● **What the task asks**
Return each line containing "title".

• • • •

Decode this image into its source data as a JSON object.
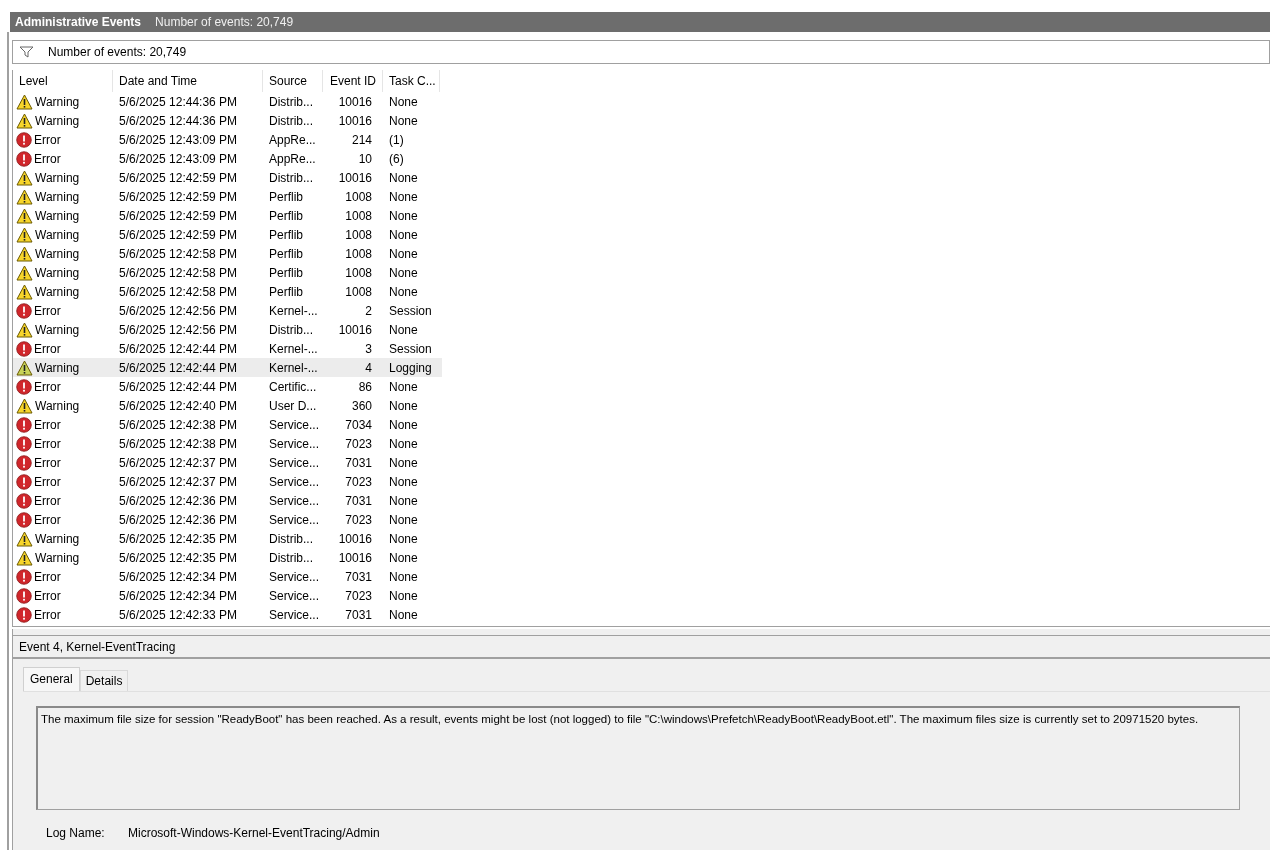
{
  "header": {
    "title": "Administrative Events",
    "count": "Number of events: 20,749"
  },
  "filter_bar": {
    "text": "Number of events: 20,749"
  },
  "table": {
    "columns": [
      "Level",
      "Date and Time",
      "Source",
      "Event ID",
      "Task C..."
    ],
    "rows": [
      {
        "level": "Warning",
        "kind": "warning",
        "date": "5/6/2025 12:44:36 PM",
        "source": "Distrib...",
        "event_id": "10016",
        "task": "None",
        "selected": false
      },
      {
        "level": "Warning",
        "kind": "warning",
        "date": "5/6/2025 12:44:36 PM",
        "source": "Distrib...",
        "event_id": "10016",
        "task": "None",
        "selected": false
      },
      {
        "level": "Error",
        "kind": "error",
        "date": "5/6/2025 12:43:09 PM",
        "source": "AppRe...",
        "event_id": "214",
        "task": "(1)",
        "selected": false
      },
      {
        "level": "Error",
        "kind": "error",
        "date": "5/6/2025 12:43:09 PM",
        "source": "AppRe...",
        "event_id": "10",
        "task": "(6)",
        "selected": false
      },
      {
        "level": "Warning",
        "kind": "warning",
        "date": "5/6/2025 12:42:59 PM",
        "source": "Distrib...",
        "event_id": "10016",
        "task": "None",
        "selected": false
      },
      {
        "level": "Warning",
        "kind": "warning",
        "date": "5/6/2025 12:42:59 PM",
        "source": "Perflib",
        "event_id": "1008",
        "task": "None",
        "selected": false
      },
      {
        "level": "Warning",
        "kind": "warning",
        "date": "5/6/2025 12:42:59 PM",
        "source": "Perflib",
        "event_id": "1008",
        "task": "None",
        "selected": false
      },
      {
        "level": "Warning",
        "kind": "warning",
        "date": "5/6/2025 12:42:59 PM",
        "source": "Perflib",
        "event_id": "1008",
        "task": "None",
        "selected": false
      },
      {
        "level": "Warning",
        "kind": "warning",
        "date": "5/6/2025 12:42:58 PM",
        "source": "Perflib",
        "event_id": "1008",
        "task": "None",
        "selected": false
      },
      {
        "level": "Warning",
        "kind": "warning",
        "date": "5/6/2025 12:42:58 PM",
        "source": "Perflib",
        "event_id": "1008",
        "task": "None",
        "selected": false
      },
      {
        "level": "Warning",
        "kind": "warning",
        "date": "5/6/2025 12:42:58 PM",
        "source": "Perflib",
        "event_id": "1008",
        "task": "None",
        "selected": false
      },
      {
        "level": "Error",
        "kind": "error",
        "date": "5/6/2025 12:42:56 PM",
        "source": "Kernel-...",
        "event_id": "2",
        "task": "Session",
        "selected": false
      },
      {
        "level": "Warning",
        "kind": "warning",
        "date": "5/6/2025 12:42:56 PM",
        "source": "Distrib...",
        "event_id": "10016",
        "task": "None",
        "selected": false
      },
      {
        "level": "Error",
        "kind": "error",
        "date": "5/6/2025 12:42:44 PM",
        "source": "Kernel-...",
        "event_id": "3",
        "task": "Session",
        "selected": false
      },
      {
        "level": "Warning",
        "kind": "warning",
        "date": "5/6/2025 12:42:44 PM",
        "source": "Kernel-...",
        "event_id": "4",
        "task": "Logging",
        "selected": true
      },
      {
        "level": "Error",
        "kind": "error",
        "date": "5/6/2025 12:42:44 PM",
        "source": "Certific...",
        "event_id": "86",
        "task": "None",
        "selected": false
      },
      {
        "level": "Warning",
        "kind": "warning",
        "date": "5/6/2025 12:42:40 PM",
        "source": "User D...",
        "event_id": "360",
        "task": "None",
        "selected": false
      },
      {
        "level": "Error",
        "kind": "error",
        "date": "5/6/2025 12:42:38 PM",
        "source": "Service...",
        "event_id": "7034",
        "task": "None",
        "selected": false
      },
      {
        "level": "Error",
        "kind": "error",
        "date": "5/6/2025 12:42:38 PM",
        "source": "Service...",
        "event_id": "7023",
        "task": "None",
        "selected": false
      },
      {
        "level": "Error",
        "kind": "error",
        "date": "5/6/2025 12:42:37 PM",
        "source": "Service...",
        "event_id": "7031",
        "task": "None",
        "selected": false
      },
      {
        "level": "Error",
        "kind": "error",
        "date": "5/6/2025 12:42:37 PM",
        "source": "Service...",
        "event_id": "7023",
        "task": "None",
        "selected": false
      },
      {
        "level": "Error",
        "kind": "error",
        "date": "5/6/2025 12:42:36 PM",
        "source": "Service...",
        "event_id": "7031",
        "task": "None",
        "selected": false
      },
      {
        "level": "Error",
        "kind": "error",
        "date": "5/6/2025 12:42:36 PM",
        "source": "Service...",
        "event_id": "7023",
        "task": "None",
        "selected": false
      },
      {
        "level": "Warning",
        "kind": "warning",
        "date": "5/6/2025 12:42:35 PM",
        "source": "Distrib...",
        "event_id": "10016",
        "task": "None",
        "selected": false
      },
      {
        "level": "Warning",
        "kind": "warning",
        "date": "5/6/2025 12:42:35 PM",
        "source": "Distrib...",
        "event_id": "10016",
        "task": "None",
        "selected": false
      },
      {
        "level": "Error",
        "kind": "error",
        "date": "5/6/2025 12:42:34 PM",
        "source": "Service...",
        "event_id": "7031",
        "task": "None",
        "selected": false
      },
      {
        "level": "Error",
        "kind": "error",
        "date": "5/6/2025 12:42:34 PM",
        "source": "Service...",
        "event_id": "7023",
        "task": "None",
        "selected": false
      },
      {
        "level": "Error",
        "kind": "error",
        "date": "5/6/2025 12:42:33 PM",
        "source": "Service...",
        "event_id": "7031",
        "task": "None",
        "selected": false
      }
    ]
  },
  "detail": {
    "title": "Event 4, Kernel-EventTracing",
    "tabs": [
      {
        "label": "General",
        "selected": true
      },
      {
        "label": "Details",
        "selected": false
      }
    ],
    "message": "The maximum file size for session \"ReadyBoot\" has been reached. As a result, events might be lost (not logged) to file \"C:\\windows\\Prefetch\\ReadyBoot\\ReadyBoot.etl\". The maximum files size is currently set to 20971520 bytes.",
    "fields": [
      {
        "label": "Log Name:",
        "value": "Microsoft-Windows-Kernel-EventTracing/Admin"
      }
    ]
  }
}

• • • •

● **Exercise response**
    "title": "Administrative Events",
    "title": "Event 4, Kernel-EventTracing",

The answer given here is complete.